> _Set task_:
Here are some records; copy every line that holds the word "Assinar".

> _Dataset excerpts_:
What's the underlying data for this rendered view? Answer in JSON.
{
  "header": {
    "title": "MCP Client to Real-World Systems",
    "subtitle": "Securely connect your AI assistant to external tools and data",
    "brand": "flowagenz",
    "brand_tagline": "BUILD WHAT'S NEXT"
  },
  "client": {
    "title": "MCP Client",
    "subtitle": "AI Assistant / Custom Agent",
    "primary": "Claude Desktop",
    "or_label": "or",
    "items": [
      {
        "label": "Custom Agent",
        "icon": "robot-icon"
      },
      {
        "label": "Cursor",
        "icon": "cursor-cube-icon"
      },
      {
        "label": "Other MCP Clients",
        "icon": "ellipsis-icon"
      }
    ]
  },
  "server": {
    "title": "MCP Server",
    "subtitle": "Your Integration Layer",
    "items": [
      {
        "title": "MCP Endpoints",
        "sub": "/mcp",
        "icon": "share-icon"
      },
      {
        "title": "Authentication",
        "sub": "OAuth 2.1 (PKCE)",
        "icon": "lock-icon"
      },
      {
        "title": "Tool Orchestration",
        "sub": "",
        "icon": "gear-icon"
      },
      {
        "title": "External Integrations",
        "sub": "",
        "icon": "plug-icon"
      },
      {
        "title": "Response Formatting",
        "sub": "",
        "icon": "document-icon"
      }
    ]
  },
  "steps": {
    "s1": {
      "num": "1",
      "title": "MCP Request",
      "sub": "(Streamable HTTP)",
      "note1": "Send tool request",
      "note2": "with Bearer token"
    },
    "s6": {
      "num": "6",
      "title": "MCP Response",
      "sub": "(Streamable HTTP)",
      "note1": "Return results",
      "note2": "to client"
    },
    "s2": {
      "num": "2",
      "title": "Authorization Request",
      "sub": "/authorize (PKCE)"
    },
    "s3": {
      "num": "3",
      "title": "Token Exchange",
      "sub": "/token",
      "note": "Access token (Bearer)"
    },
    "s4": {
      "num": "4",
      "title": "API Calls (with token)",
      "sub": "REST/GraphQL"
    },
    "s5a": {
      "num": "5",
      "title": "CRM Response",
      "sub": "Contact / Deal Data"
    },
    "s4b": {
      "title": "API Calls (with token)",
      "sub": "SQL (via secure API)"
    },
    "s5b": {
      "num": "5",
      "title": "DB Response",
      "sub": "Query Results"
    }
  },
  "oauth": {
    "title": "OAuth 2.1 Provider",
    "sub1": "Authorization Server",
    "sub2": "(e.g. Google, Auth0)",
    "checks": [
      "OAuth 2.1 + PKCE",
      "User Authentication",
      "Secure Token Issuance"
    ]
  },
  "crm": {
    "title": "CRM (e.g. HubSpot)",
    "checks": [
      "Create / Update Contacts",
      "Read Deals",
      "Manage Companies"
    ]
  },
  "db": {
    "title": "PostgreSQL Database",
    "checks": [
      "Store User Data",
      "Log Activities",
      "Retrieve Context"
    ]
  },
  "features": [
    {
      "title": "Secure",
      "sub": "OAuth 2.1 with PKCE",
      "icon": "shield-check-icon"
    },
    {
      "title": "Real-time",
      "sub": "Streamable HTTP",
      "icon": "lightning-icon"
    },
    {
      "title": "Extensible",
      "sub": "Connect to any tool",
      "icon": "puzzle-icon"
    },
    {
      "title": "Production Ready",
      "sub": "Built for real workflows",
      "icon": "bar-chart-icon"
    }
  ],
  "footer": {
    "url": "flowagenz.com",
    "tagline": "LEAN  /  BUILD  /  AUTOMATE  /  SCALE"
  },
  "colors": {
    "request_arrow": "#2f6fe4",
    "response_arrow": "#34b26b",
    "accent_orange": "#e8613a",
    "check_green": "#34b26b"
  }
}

--

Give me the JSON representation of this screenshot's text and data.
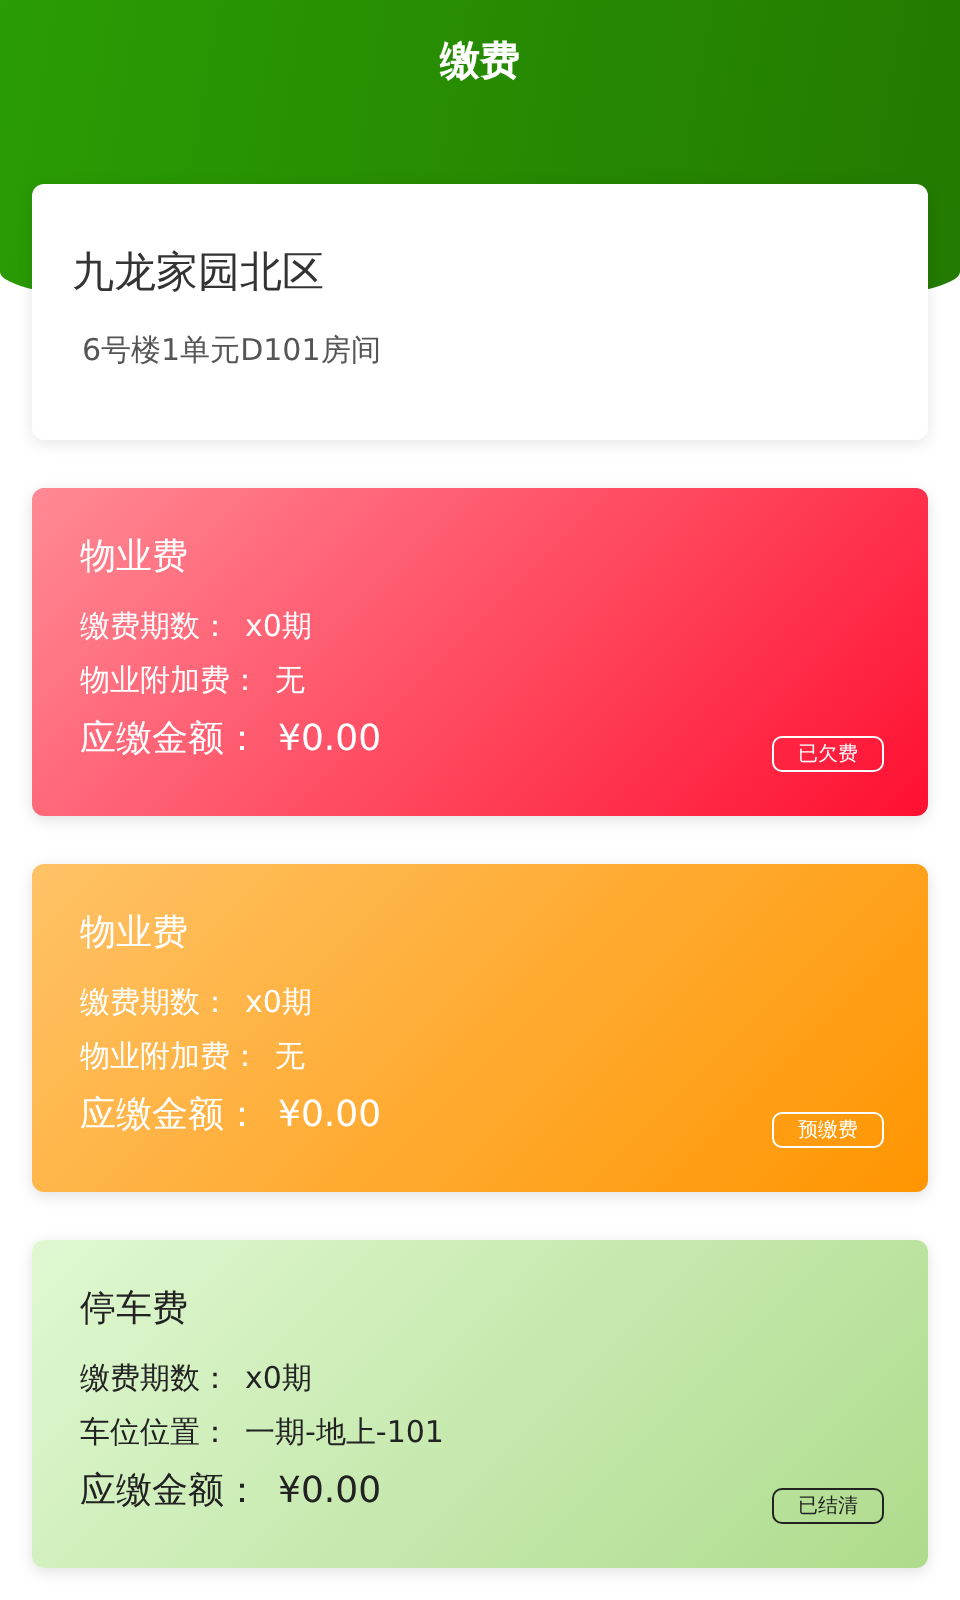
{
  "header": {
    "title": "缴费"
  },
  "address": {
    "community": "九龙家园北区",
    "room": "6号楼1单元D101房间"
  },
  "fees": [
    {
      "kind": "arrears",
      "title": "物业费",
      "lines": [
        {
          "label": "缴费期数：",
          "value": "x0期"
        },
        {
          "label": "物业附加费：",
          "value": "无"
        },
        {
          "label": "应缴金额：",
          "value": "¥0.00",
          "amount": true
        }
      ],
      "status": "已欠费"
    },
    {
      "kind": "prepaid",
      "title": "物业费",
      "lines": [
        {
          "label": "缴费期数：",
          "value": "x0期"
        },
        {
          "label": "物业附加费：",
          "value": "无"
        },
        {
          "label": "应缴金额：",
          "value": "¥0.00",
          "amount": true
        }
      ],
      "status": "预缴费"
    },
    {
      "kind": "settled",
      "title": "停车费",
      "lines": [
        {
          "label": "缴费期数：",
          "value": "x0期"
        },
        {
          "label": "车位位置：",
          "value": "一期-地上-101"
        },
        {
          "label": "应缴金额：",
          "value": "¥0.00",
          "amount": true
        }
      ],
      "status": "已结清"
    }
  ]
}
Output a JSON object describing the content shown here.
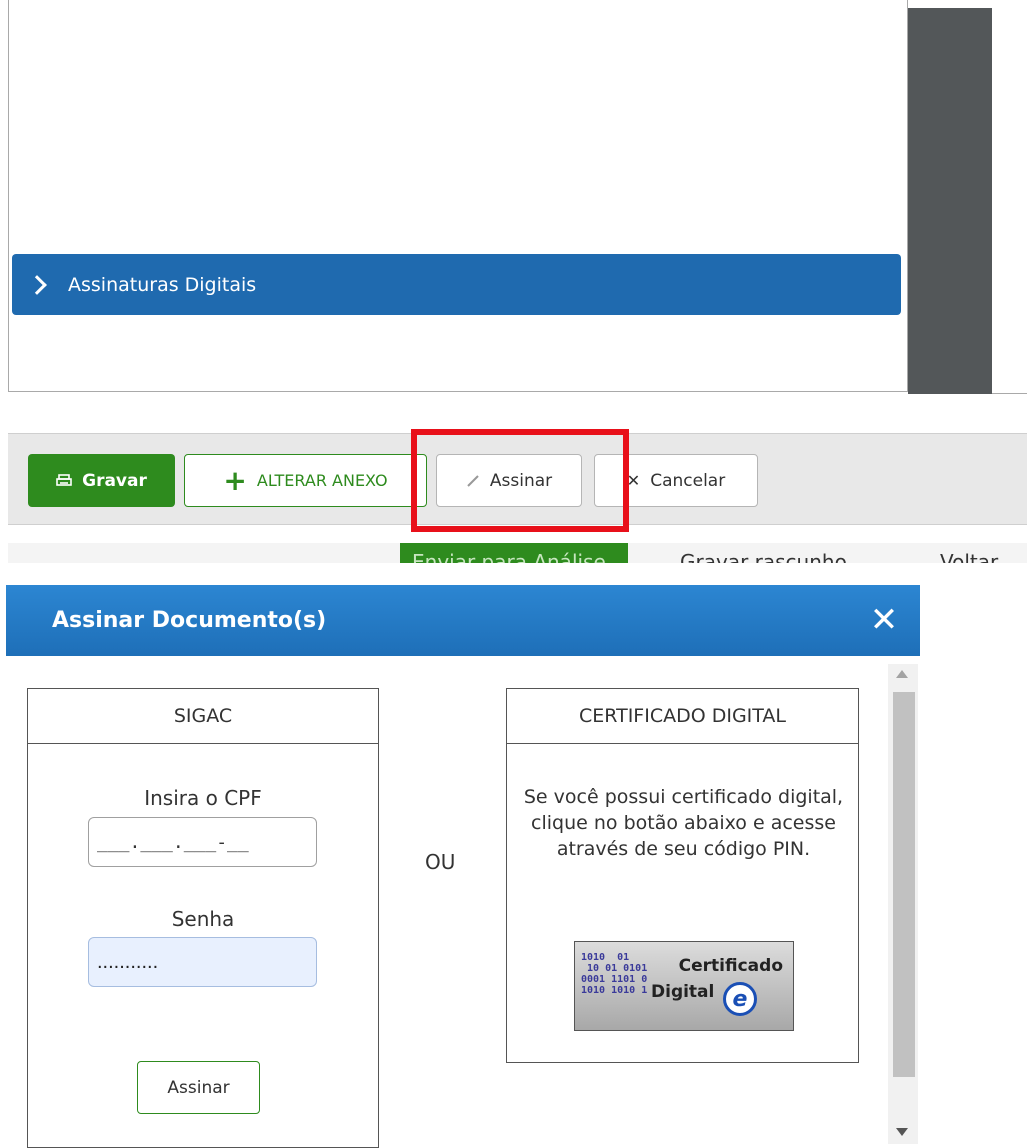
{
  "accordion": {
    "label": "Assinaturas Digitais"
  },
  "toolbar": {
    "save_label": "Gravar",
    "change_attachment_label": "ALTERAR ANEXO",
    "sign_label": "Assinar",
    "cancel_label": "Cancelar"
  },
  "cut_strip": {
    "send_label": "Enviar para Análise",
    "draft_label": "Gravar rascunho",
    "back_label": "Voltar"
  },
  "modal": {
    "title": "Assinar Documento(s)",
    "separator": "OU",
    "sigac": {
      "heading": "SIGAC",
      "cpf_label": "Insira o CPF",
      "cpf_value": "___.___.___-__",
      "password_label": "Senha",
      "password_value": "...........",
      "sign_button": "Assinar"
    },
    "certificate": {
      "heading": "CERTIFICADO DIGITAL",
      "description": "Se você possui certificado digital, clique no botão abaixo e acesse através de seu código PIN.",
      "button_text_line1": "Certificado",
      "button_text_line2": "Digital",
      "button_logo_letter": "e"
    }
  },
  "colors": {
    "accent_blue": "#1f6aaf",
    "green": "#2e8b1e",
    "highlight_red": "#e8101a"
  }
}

> _Reply to the exercise_:
    "sign_label": "Assinar",
    "title": "Assinar Documento(s)",
      "sign_button": "Assinar"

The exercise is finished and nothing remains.